§ Data excerpts
'''

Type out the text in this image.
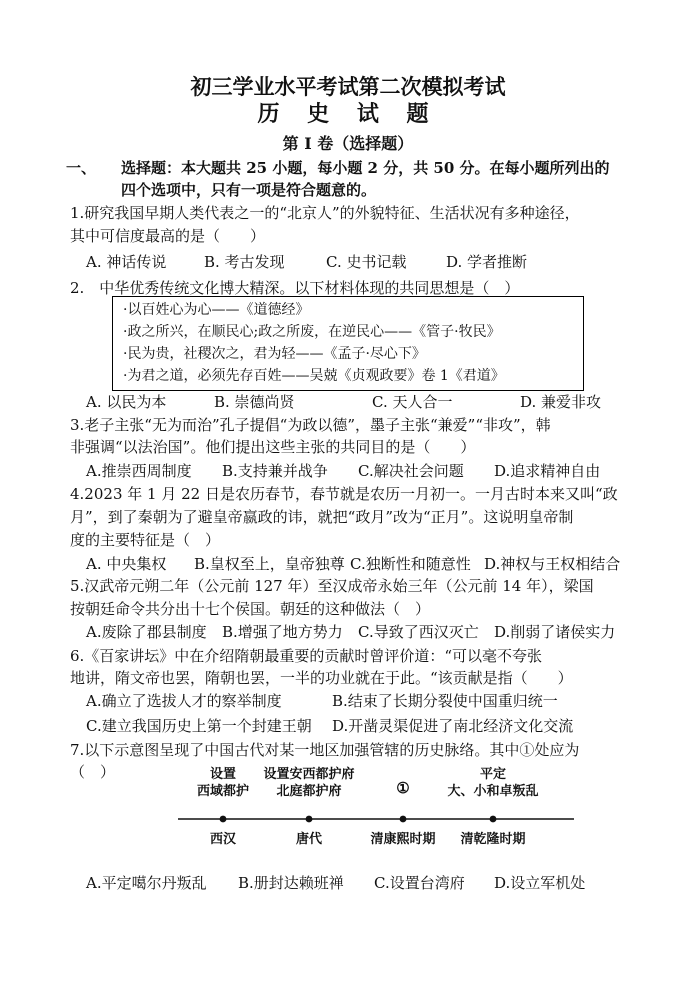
初三学业水平考试第二次模拟考试
历 史 试 题
第 I 卷（选择题）
一、 选择题：本大题共 25 小题，每小题 2 分，共 50 分。在每小题所列出的
四个选项中，只有一项是符合题意的。
1.研究我国早期人类代表之一的“北京人”的外貌特征、生活状况有多种途径，
其中可信度最高的是（　　）
A. 神话传说	B. 考古发现	C. 史书记载	D. 学者推断
2.　中华优秀传统文化博大精深。以下材料体现的共同思想是（　）
·以百姓心为心——《道德经》
·政之所兴，在顺民心;政之所废，在逆民心——《管子·牧民》
·民为贵，社稷次之，君为轻——《孟子·尽心下》
·为君之道，必须先存百姓——吴兢《贞观政要》卷 1《君道》
A. 以民为本	B. 崇德尚贤	C. 天人合一	D. 兼爱非攻
3.老子主张“无为而治”孔子提倡“为政以德”，墨子主张“兼爱”“非攻”，韩
非强调“以法治国”。他们提出这些主张的共同目的是（　　）
A.推崇西周制度 B.支持兼并战争 C.解决社会问题 D.追求精神自由
4.2023 年 1 月 22 日是农历春节，春节就是农历一月初一。一月古时本来又叫“政
月”，到了秦朝为了避皇帝嬴政的讳，就把“政月”改为“正月”。这说明皇帝制
度的主要特征是（　）
A. 中央集权 B.皇权至上，皇帝独尊 C.独断性和随意性 D.神权与王权相结合
5.汉武帝元朔二年（公元前 127 年）至汉成帝永始三年（公元前 14 年），梁国
按朝廷命令共分出十七个侯国。朝廷的这种做法（　）
A.废除了郡县制度 B.增强了地方势力 C.导致了西汉灭亡 D.削弱了诸侯实力
6.《百家讲坛》中在介绍隋朝最重要的贡献时曾评价道：“可以毫不夸张
地讲，隋文帝也罢，隋朝也罢，一半的功业就在于此。“该贡献是指（　　）
A.确立了选拔人才的察举制度	B.结束了长期分裂使中国重归统一
C.建立我国历史上第一个封建王朝 D.开凿灵渠促进了南北经济文化交流
7.以下示意图呈现了中国古代对某一地区加强管辖的历史脉络。其中①处应为
（　）	设置
西域都护
设置安西都护府
北庭都护府	①
平定
大、小和卓叛乱
西汉	唐代	清康熙时期 清乾隆时期
A.平定噶尔丹叛乱 B.册封达赖班禅 C.设置台湾府 D.设立军机处
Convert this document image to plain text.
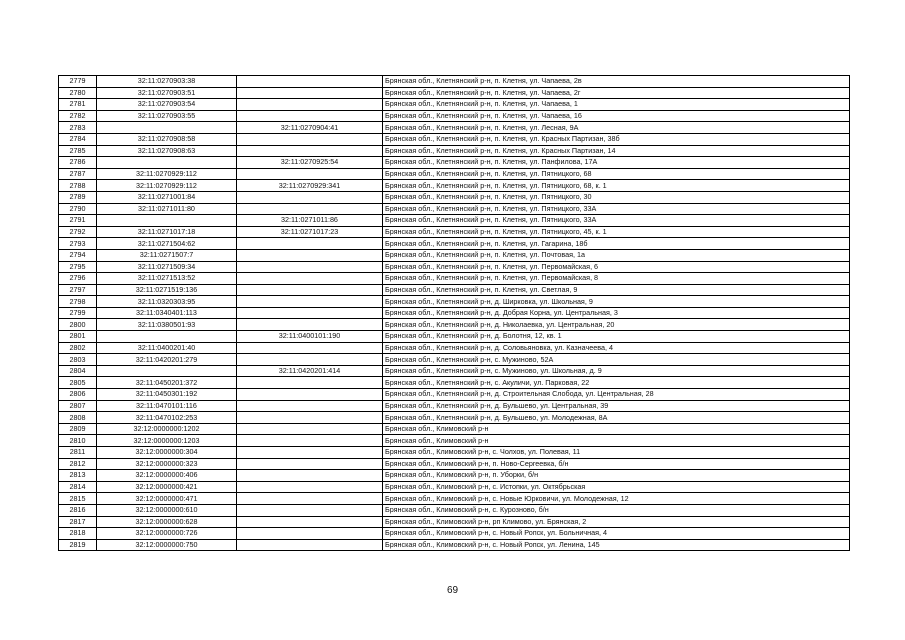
2779	32:11:0270903:38		Брянская обл., Клетнянский р-н, п. Клетня, ул. Чапаева, 2в
2780	32:11:0270903:51		Брянская обл., Клетнянский р-н, п. Клетня, ул. Чапаева, 2г
2781	32:11:0270903:54		Брянская обл., Клетнянский р-н, п. Клетня, ул. Чапаева, 1
2782	32:11:0270903:55		Брянская обл., Клетнянский р-н, п. Клетня, ул. Чапаева, 16
2783		32:11:0270904:41	Брянская обл., Клетнянский р-н, п. Клетня, ул. Лесная, 9А
2784	32:11:0270908:58		Брянская обл., Клетнянский р-н, п. Клетня, ул. Красных Партизан, 38б
2785	32:11:0270908:63		Брянская обл., Клетнянский р-н, п. Клетня, ул. Красных Партизан, 14
2786		32:11:0270925:54	Брянская обл., Клетнянский р-н, п. Клетня, ул. Панфилова, 17А
2787	32:11:0270929:112		Брянская обл., Клетнянский р-н, п. Клетня, ул. Пятницкого, 68
2788	32:11:0270929:112	32:11:0270929:341	Брянская обл., Клетнянский р-н, п. Клетня, ул. Пятницкого, 68, к. 1
2789	32:11:0271001:84		Брянская обл., Клетнянский р-н, п. Клетня, ул. Пятницкого, 30
2790	32:11:0271011:80		Брянская обл., Клетнянский р-н, п. Клетня, ул. Пятницкого, 33А
2791		32:11:0271011:86	Брянская обл., Клетнянский р-н, п. Клетня, ул. Пятницкого, 33А
2792	32:11:0271017:18	32:11:0271017:23	Брянская обл., Клетнянский р-н, п. Клетня, ул. Пятницкого, 45, к. 1
2793	32:11:0271504:62		Брянская обл., Клетнянский р-н, п. Клетня, ул. Гагарина, 18б
2794	32:11:0271507:7		Брянская обл., Клетнянский р-н, п. Клетня, ул. Почтовая, 1а
2795	32:11:0271509:34		Брянская обл., Клетнянский р-н, п. Клетня, ул. Первомайская, 6
2796	32:11:0271513:52		Брянская обл., Клетнянский р-н, п. Клетня, ул. Первомайская, 8
2797	32:11:0271519:136		Брянская обл., Клетнянский р-н, п. Клетня, ул. Светлая, 9
2798	32:11:0320303:95		Брянская обл., Клетнянский р-н, д. Ширковка, ул. Школьная, 9
2799	32:11:0340401:113		Брянская обл., Клетнянский р-н, д. Добрая Корна, ул. Центральная, 3
2800	32:11:0380501:93		Брянская обл., Клетнянский р-н, д. Николаевка, ул. Центральная, 20
2801		32:11:0400101:190	Брянская обл., Клетнянский р-н, д. Болотня, 12, кв. 1
2802	32:11:0400201:40		Брянская обл., Клетнянский р-н, д. Соловьяновка, ул. Казначеева, 4
2803	32:11:0420201:279		Брянская обл., Клетнянский р-н, с. Мужиново, 52А
2804		32:11:0420201:414	Брянская обл., Клетнянский р-н, с. Мужиново, ул. Школьная, д. 9
2805	32:11:0450201:372		Брянская обл., Клетнянский р-н, с. Акуличи, ул. Парковая, 22
2806	32:11:0450301:192		Брянская обл., Клетнянский р-н, д. Строительная Слобода, ул. Центральная, 28
2807	32:11:0470101:116		Брянская обл., Клетнянский р-н, д. Бульшево, ул. Центральная, 39
2808	32:11:0470102:253		Брянская обл., Клетнянский р-н, д. Бульшево, ул. Молодежная, 8А
2809	32:12:0000000:1202		Брянская обл., Климовский р-н
2810	32:12:0000000:1203		Брянская обл., Климовский р-н
2811	32:12:0000000:304		Брянская обл., Климовский р-н, с. Чолхов, ул. Полевая, 11
2812	32:12:0000000:323		Брянская обл., Климовский р-н, п. Ново-Сергеевка, б/н
2813	32:12:0000000:406		Брянская обл., Климовский р-н, п. Уборки, б/н
2814	32:12:0000000:421		Брянская обл., Климовский р-н, с. Истопки, ул. Октябрьская
2815	32:12:0000000:471		Брянская обл., Климовский р-н, с. Новые Юрковичи, ул. Молодежная, 12
2816	32:12:0000000:610		Брянская обл., Климовский р-н, с. Курозново, б/н
2817	32:12:0000000:628		Брянская обл., Климовский р-н, рп Климово, ул. Брянская, 2
2818	32:12:0000000:726		Брянская обл., Климовский р-н, с. Новый Ропск, ул. Больничная, 4
2819	32:12:0000000:750		Брянская обл., Климовский р-н, с. Новый Ропск, ул. Ленина, 145
69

'''

§ Stated goal
All lines that include "Первомайская" are to be gathered and copied.

§ Response to this exercise
2795	32:11:0271509:34		Брянская обл., Клетнянский р-н, п. Клетня, ул. Первомайская, 6
2796	32:11:0271513:52		Брянская обл., Клетнянский р-н, п. Клетня, ул. Первомайская, 8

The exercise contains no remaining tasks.